As another successful academic year draws to a close, the Embry-Riddle Board of Trustees offers this additional information. For a 26-year period from 1980 to 2005, the University posted a cumulative positive operating margin of just $20 million – an inadequate amount for the much needed investment in our academic offerings, faculty, research, student programming, and infrastructure.
Conversely, over the 10 years from 2006 to 2015, the institution realized over $135 million and was able to improve the student experience by investing in new degree programs including seven Ph.Ds., state-of-the-art facilities, and additional faculty, as well as increase institutionally funded scholarships to more than $75 million. The University’s academic rankings and reputation continue to grow, benefitting past, present, and future students.
The historic and visionary decision of students, beginning in the 2005 spring semester, to raise student fees to support the construction of a new student union established the foundation for this iconic, landmark building. It will rival similar buildings at the finest universities and redefine the Embry-Riddle student experience. Prominent recognition inside the building will commemorate this farsighted action and extraordinary support from students.

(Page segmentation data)
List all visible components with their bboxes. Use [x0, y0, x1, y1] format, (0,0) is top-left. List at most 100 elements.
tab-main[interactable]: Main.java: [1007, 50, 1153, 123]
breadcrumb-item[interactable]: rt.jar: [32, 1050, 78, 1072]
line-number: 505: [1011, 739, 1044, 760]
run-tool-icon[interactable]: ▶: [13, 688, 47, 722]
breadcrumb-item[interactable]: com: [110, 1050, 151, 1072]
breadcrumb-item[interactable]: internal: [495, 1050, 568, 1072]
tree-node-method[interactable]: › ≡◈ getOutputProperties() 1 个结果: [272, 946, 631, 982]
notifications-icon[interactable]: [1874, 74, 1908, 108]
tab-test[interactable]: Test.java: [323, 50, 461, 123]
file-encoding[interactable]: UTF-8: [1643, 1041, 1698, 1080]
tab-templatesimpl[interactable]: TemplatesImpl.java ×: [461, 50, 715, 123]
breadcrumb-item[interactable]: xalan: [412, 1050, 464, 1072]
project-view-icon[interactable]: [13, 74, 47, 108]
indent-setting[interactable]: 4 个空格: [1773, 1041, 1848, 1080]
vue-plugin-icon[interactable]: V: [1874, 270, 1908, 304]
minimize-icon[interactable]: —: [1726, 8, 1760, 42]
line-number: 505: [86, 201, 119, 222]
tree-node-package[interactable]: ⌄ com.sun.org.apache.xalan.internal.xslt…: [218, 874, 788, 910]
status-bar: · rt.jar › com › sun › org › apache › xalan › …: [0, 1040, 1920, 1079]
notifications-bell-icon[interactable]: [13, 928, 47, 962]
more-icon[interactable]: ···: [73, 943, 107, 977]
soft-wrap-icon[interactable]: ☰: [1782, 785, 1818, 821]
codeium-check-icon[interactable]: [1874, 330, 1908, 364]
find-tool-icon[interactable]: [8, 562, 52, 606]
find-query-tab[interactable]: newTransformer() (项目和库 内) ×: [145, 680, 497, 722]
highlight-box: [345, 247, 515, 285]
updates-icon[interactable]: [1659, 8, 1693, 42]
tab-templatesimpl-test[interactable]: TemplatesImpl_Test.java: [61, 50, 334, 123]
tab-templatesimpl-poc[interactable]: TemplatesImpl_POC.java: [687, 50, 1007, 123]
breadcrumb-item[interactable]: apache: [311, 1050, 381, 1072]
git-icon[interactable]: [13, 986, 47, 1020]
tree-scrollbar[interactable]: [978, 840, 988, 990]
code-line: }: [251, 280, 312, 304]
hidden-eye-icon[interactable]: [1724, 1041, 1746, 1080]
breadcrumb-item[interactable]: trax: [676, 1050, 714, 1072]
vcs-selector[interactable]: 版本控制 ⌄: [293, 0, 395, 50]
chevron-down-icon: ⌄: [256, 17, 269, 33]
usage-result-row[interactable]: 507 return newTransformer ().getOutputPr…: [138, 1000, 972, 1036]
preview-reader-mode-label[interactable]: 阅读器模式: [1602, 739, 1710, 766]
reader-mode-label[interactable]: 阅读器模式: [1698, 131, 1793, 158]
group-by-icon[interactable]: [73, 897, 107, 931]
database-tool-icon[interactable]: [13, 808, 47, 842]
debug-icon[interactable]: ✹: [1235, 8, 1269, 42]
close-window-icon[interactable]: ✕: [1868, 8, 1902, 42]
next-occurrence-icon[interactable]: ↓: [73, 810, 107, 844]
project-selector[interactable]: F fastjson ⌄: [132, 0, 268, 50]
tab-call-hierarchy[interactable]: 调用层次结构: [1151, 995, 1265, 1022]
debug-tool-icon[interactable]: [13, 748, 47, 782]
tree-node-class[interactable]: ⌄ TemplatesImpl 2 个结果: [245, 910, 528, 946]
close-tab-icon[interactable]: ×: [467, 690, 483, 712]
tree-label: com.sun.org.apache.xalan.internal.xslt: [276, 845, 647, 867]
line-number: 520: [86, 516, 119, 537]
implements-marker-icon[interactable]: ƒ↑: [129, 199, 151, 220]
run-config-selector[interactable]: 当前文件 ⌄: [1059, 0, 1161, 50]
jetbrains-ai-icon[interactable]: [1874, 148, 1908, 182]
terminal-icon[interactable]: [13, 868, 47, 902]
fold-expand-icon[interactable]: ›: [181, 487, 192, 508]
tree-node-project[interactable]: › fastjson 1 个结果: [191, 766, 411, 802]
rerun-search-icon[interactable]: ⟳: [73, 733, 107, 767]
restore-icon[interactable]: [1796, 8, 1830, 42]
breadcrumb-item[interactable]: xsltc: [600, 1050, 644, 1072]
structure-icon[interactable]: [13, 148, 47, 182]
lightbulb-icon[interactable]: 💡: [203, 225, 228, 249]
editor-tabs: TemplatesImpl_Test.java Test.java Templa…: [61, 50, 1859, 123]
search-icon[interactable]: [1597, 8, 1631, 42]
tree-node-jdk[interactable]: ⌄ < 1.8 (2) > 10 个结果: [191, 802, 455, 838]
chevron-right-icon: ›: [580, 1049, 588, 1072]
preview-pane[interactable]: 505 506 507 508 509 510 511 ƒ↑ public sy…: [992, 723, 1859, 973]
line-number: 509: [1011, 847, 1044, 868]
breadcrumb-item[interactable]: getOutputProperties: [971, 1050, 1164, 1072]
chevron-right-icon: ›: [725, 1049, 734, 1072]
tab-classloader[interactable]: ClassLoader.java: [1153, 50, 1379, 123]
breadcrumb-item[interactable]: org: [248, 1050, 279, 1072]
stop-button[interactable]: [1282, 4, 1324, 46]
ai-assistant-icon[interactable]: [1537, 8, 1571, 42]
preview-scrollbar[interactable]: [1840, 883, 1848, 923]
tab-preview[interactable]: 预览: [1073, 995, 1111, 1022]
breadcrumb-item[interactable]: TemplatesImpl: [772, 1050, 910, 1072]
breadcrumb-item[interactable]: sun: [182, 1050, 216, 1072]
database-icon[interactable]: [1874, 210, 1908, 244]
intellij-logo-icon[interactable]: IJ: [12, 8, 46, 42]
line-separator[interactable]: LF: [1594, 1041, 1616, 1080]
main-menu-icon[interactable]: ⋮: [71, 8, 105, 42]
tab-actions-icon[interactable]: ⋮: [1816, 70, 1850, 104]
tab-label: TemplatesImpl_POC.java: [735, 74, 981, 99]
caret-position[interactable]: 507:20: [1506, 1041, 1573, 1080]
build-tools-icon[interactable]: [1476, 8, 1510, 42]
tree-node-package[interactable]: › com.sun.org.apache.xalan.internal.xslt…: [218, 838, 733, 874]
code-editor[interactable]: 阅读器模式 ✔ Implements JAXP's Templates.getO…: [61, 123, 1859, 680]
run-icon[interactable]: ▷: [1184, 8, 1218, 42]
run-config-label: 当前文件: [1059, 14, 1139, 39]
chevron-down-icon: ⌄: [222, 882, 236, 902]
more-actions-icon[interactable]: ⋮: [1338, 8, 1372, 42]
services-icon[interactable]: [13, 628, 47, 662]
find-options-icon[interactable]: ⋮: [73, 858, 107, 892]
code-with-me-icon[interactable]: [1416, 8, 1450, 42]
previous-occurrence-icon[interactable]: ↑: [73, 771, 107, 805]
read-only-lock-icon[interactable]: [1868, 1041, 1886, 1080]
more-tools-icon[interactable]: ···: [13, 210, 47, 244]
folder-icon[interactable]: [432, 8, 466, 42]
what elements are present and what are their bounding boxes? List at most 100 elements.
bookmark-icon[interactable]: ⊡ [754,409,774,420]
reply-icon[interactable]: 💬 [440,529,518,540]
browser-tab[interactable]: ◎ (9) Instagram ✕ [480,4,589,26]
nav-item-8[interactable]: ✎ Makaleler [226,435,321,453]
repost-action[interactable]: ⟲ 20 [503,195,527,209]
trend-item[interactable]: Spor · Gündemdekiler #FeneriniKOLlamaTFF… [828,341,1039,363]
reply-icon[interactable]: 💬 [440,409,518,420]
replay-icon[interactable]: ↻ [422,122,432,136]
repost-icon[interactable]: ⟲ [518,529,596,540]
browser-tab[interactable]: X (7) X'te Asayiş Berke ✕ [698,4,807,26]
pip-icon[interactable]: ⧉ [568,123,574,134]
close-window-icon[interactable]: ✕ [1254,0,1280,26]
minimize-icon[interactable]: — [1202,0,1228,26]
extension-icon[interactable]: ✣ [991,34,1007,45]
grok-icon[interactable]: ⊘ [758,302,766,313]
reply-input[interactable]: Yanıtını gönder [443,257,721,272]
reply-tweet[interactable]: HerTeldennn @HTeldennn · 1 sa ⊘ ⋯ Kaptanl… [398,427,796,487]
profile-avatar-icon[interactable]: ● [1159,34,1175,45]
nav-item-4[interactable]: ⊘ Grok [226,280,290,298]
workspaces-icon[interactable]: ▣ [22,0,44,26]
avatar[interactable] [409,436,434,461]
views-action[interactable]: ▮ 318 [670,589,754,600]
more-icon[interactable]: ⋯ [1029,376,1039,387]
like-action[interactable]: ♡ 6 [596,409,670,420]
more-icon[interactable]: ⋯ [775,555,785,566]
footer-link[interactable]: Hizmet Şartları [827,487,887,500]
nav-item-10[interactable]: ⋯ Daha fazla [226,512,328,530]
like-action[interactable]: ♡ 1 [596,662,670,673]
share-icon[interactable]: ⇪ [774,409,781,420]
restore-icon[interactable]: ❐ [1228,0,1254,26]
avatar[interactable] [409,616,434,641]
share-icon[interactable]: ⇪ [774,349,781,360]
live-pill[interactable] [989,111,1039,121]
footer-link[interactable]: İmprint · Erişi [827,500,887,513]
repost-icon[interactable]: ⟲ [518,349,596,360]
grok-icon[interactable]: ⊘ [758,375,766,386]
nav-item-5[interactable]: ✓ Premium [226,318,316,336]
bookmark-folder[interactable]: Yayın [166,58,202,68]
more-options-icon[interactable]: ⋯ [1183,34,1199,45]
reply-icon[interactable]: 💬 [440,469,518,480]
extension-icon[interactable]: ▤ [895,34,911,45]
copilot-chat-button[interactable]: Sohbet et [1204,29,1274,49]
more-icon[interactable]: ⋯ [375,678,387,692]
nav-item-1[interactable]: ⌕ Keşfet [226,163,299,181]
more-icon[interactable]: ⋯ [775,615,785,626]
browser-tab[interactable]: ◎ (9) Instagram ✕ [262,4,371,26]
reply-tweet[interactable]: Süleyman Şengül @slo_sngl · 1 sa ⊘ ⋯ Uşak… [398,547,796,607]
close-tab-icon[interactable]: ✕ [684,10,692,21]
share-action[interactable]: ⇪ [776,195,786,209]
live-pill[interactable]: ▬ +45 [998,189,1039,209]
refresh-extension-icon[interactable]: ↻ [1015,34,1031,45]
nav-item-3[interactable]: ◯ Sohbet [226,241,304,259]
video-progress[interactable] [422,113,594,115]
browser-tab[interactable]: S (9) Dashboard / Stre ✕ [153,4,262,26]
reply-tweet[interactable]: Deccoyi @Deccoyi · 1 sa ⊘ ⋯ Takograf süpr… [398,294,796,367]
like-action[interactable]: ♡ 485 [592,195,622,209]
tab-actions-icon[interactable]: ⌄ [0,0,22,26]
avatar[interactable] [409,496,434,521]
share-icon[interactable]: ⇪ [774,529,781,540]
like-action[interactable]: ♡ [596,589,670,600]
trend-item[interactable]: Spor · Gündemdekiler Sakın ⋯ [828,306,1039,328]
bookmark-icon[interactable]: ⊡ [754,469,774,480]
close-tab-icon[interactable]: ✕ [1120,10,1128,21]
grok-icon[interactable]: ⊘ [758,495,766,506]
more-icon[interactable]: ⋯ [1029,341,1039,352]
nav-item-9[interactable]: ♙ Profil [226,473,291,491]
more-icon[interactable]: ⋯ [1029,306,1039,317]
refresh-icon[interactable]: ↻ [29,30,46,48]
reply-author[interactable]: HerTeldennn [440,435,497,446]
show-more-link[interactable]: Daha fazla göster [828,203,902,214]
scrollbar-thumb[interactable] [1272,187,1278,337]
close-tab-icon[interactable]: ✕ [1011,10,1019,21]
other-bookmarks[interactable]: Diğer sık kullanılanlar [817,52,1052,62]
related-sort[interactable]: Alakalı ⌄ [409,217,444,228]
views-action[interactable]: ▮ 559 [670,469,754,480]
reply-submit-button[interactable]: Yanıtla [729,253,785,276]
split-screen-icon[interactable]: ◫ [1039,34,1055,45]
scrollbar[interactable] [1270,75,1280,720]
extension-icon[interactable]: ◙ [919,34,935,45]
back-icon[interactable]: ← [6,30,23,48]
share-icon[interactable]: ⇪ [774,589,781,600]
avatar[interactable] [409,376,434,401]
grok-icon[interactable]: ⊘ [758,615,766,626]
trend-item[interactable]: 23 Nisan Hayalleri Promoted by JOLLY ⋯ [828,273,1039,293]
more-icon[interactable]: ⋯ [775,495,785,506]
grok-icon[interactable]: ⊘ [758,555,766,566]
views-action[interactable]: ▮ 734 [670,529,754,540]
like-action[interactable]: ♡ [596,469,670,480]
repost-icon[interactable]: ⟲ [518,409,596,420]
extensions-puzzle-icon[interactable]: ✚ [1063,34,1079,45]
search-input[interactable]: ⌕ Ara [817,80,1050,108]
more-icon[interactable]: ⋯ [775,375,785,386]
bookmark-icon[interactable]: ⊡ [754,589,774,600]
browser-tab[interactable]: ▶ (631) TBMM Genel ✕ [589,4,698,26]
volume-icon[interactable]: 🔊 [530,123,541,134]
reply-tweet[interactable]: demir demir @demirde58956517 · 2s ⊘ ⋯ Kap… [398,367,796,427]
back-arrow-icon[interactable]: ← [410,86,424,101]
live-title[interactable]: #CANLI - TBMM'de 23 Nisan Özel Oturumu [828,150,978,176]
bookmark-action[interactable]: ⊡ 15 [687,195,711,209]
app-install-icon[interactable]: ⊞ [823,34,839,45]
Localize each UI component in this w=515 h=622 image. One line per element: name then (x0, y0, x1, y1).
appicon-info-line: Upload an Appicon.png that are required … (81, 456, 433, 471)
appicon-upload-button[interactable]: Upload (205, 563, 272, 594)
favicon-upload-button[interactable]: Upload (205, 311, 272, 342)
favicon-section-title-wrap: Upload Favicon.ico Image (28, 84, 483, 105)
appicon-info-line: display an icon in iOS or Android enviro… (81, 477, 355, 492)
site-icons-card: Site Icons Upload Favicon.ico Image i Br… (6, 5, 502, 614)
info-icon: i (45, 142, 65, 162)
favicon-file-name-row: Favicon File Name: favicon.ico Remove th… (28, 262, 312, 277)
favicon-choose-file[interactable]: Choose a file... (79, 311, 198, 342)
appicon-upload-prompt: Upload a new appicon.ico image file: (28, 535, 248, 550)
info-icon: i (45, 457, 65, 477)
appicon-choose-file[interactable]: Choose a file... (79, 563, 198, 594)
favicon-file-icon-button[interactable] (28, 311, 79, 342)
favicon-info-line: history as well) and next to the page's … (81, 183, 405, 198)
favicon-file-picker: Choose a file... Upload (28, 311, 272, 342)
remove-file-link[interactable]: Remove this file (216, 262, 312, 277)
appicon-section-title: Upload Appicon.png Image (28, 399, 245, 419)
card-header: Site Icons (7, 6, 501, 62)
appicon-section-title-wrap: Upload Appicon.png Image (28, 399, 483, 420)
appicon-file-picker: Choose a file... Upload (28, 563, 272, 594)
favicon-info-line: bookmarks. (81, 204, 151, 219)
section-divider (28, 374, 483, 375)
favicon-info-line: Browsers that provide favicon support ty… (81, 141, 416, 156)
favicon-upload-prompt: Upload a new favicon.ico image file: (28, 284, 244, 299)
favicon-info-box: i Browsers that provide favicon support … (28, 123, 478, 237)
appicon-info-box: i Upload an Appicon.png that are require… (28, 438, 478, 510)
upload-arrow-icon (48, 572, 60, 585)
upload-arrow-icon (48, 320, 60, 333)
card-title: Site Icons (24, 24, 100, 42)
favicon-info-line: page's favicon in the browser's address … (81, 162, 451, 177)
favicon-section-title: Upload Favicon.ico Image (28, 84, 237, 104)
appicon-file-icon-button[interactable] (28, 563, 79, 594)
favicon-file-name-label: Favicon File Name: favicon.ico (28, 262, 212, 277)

**ACTIONS TO TAKE:**
(a) Quote the stretch of the Embry-Riddle trustees' statement from "The historic and" through "support from students.".
(b) Continue the Embry-Riddle trustees' statement from the point at which it stops.
The records come from a separate source.

**SOLVED TASKS:**
(a)
The historic and visionary decision of students, beginning in the 2005 spring semester, to raise student fees to support the construction of a new student union established the foundation for this iconic, landmark building. It will rival similar buildings at the finest universities and redefine the Embry-Riddle student experience. Prominent recognition inside the building will commemorate this farsighted action and extraordinary support from students.

(b)
The Board takes this opportunity to thank the students and the Student Government Association for the leadership and dedication to this vital project. Originally a $45 million project, it was increased to $65 million to accommodate the students’ needs and end “the Riddle runaround.” Honoring a request from the current student body for additional space and services, the Board readily approved an additional $10 million for the building – bringing the total investment to $75 million.
Buildings throughout the University bear the names of our founders, famous aviators, government leaders, alumni, and Board members. Each naming is evaluated on a case-by-case basis including a review of the fundraising goals for that particular project and follow University guidelines taking into account personal contributions of time and money. The Board, under the leadership of the Vice Chairman, without the presence of or consultation with the Chairman, voted to honor Mr. Hosseini – a three-time alumnus – with the naming of our student union. Mr. Hosseini has donated millions of dollars, is one of the top five donors in University history, and has the highest lifetime giving of any alumnus. His selfless contributions of time, expertise, and personal resources have secured more than $40 million in state funding to support multiple infrastructure projects and ongoing programming. Never before in the history of Embry-Riddle has this level of funding been possible, and we are proud that an alumnus can secure this transformational support.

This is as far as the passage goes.